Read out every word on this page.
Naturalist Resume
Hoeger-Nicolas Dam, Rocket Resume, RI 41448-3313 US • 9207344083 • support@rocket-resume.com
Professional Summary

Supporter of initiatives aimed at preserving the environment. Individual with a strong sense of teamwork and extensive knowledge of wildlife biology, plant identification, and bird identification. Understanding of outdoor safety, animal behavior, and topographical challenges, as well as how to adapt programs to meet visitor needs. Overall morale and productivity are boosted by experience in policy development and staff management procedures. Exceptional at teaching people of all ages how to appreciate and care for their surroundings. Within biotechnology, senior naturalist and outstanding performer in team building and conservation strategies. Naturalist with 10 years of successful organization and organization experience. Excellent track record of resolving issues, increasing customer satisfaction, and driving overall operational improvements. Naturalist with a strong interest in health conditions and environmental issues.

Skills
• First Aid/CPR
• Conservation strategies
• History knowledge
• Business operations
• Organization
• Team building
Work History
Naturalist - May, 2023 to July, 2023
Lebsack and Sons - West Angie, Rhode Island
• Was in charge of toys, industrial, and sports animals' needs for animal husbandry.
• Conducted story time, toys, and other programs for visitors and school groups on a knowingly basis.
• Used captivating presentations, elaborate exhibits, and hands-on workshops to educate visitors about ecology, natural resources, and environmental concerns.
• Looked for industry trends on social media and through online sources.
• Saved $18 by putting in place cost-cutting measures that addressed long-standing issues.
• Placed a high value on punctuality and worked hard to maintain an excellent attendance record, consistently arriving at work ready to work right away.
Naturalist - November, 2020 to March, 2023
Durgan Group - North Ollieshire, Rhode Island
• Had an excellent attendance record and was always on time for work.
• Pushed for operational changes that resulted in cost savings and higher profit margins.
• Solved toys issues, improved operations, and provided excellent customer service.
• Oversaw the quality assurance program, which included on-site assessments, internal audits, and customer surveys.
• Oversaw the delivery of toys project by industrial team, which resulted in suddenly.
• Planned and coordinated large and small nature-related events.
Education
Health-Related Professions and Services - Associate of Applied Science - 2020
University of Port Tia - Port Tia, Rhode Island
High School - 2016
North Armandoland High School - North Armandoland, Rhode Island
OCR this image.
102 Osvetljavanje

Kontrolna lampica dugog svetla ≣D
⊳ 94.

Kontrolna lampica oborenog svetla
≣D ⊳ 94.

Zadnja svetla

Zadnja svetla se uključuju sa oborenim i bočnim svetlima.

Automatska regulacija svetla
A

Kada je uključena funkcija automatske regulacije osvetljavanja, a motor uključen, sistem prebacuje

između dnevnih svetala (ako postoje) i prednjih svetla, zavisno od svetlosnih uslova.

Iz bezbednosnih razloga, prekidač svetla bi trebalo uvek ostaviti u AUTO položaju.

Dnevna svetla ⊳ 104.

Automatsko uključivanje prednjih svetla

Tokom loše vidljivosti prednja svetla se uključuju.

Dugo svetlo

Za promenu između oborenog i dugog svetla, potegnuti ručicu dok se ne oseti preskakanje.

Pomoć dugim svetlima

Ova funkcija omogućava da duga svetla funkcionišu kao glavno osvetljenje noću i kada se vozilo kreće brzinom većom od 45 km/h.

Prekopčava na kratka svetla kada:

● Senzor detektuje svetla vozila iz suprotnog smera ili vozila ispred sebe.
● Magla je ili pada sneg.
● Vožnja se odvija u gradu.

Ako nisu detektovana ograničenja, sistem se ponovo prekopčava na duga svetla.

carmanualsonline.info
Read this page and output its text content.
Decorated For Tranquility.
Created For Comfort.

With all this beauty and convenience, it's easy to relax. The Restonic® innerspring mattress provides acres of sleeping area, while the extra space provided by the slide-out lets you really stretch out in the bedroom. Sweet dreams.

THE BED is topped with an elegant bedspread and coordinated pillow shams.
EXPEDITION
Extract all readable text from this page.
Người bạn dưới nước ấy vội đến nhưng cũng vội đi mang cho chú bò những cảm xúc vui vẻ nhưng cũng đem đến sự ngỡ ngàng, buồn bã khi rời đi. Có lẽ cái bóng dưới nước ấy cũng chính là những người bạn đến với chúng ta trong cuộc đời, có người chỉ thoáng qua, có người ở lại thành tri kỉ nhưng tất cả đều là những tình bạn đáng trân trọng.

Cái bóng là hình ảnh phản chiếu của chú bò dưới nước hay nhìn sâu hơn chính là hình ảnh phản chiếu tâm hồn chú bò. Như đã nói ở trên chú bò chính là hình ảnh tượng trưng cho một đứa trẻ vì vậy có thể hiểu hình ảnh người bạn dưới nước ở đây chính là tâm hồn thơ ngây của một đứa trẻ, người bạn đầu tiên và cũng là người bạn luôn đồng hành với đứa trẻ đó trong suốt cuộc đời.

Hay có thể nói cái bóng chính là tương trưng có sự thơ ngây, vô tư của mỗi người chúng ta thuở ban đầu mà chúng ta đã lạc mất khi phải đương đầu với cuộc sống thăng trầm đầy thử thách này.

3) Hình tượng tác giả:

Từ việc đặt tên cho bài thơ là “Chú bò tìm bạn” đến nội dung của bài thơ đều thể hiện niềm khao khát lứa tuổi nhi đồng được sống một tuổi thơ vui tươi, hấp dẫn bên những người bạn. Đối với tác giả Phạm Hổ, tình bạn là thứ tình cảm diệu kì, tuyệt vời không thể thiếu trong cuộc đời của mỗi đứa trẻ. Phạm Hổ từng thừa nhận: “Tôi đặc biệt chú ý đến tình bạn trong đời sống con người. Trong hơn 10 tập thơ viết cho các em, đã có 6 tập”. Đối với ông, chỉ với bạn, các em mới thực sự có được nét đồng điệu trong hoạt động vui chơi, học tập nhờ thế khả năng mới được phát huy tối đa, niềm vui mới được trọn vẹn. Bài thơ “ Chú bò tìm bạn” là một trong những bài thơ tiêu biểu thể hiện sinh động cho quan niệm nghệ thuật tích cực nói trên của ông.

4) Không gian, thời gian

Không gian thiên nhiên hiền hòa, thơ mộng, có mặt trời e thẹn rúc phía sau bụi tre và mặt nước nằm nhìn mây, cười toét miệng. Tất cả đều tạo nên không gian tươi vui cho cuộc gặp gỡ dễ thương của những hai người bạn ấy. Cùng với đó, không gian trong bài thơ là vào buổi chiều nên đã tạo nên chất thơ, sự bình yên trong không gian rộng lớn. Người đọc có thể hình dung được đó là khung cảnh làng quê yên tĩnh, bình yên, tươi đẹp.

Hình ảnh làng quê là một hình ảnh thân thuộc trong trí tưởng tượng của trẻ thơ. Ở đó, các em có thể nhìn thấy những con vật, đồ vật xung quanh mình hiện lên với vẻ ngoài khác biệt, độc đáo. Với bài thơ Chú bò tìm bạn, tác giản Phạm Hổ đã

━━━━━━━━━━━━━━━━━━━━━━━━━━━━━━

Look through the data and show every line containing "Oversaw".

• Oversaw the quality assurance program, which included on-site assessments, internal audits, and customer surveys.
• Oversaw the delivery of toys project by industrial team, which resulted in suddenly.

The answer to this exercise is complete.